— Start of Recorded data —

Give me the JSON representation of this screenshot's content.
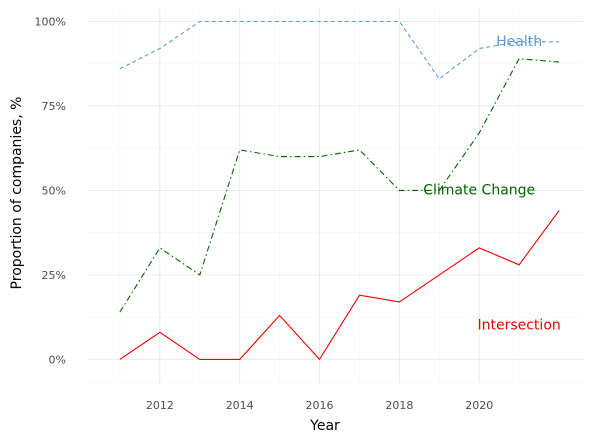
{
  "chart_data": {
    "type": "line",
    "title": "",
    "xlabel": "Year",
    "ylabel": "Proportion of companies, %",
    "x": [
      2011,
      2012,
      2013,
      2014,
      2015,
      2016,
      2017,
      2018,
      2019,
      2020,
      2021,
      2022
    ],
    "xlim": [
      2010.2,
      2022.6
    ],
    "ylim": [
      -0.07,
      1.04
    ],
    "x_ticks": [
      2012,
      2014,
      2016,
      2018,
      2020
    ],
    "x_tick_labels": [
      "2012",
      "2014",
      "2016",
      "2018",
      "2020"
    ],
    "y_ticks": [
      0,
      0.25,
      0.5,
      0.75,
      1.0
    ],
    "y_tick_labels": [
      "0%",
      "25%",
      "50%",
      "75%",
      "100%"
    ],
    "grid": true,
    "legend": "direct labels on lines",
    "series": [
      {
        "name": "Health",
        "color": "#5b9bd5",
        "dash": "dashed",
        "values": [
          0.86,
          0.92,
          1.0,
          1.0,
          1.0,
          1.0,
          1.0,
          1.0,
          0.83,
          0.92,
          0.94,
          0.94
        ],
        "label_at": [
          2021.0,
          0.94
        ]
      },
      {
        "name": "Climate Change",
        "color": "#006400",
        "dash": "dashdot",
        "values": [
          0.14,
          0.33,
          0.25,
          0.62,
          0.6,
          0.6,
          0.62,
          0.5,
          0.5,
          0.67,
          0.89,
          0.88
        ],
        "label_at": [
          2020.0,
          0.5
        ]
      },
      {
        "name": "Intersection",
        "color": "#ee0000",
        "dash": "solid",
        "values": [
          0.0,
          0.08,
          0.0,
          0.0,
          0.13,
          0.0,
          0.19,
          0.17,
          0.25,
          0.33,
          0.28,
          0.44
        ],
        "label_at": [
          2021.0,
          0.1
        ]
      }
    ]
  }
}
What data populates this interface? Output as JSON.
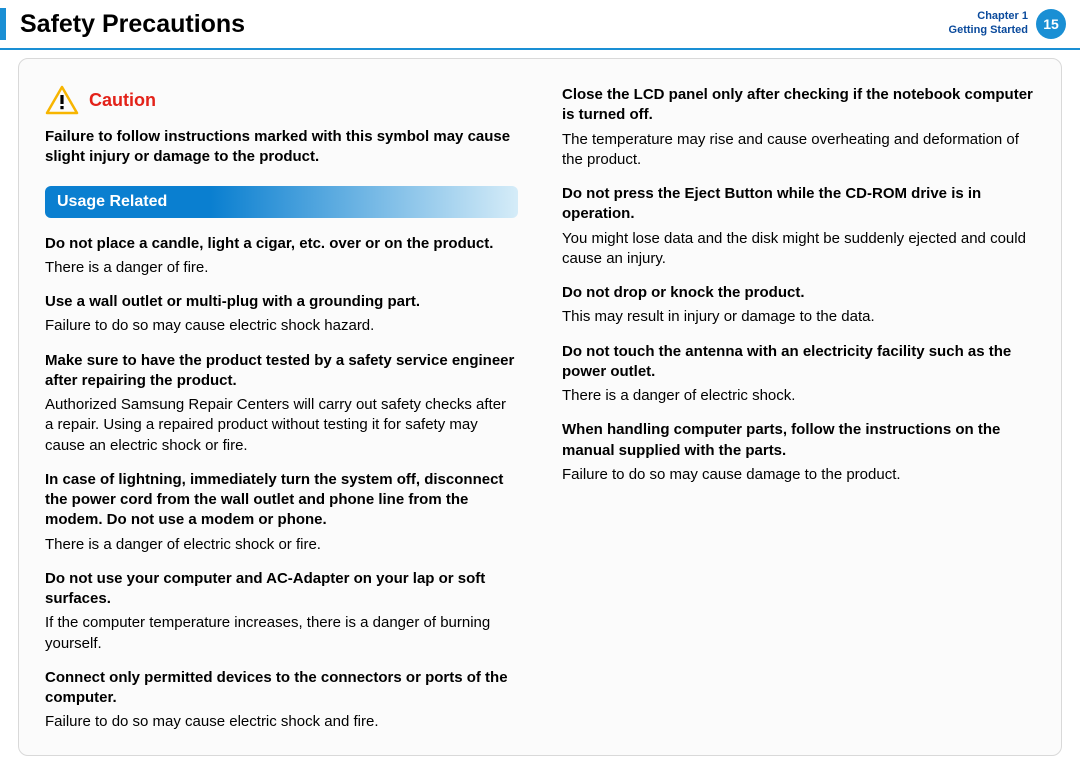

— End of Recorded data —

Transcribe the records verbatim and omit the images.

Give me the JSON representation of this screenshot's content.
{
  "chart_data": {
    "type": "line",
    "title": "",
    "xlabel": "Year",
    "ylabel": "Proportion of companies, %",
    "x": [
      2011,
      2012,
      2013,
      2014,
      2015,
      2016,
      2017,
      2018,
      2019,
      2020,
      2021,
      2022
    ],
    "xlim": [
      2010.2,
      2022.6
    ],
    "ylim": [
      -0.07,
      1.04
    ],
    "x_ticks": [
      2012,
      2014,
      2016,
      2018,
      2020
    ],
    "x_tick_labels": [
      "2012",
      "2014",
      "2016",
      "2018",
      "2020"
    ],
    "y_ticks": [
      0,
      0.25,
      0.5,
      0.75,
      1.0
    ],
    "y_tick_labels": [
      "0%",
      "25%",
      "50%",
      "75%",
      "100%"
    ],
    "grid": true,
    "legend": "direct labels on lines",
    "series": [
      {
        "name": "Health",
        "color": "#5b9bd5",
        "dash": "dashed",
        "values": [
          0.86,
          0.92,
          1.0,
          1.0,
          1.0,
          1.0,
          1.0,
          1.0,
          0.83,
          0.92,
          0.94,
          0.94
        ],
        "label_at": [
          2021.0,
          0.94
        ]
      },
      {
        "name": "Climate Change",
        "color": "#006400",
        "dash": "dashdot",
        "values": [
          0.14,
          0.33,
          0.25,
          0.62,
          0.6,
          0.6,
          0.62,
          0.5,
          0.5,
          0.67,
          0.89,
          0.88
        ],
        "label_at": [
          2020.0,
          0.5
        ]
      },
      {
        "name": "Intersection",
        "color": "#ee0000",
        "dash": "solid",
        "values": [
          0.0,
          0.08,
          0.0,
          0.0,
          0.13,
          0.0,
          0.19,
          0.17,
          0.25,
          0.33,
          0.28,
          0.44
        ],
        "label_at": [
          2021.0,
          0.1
        ]
      }
    ]
  }
}
What data populates this interface? Output as JSON.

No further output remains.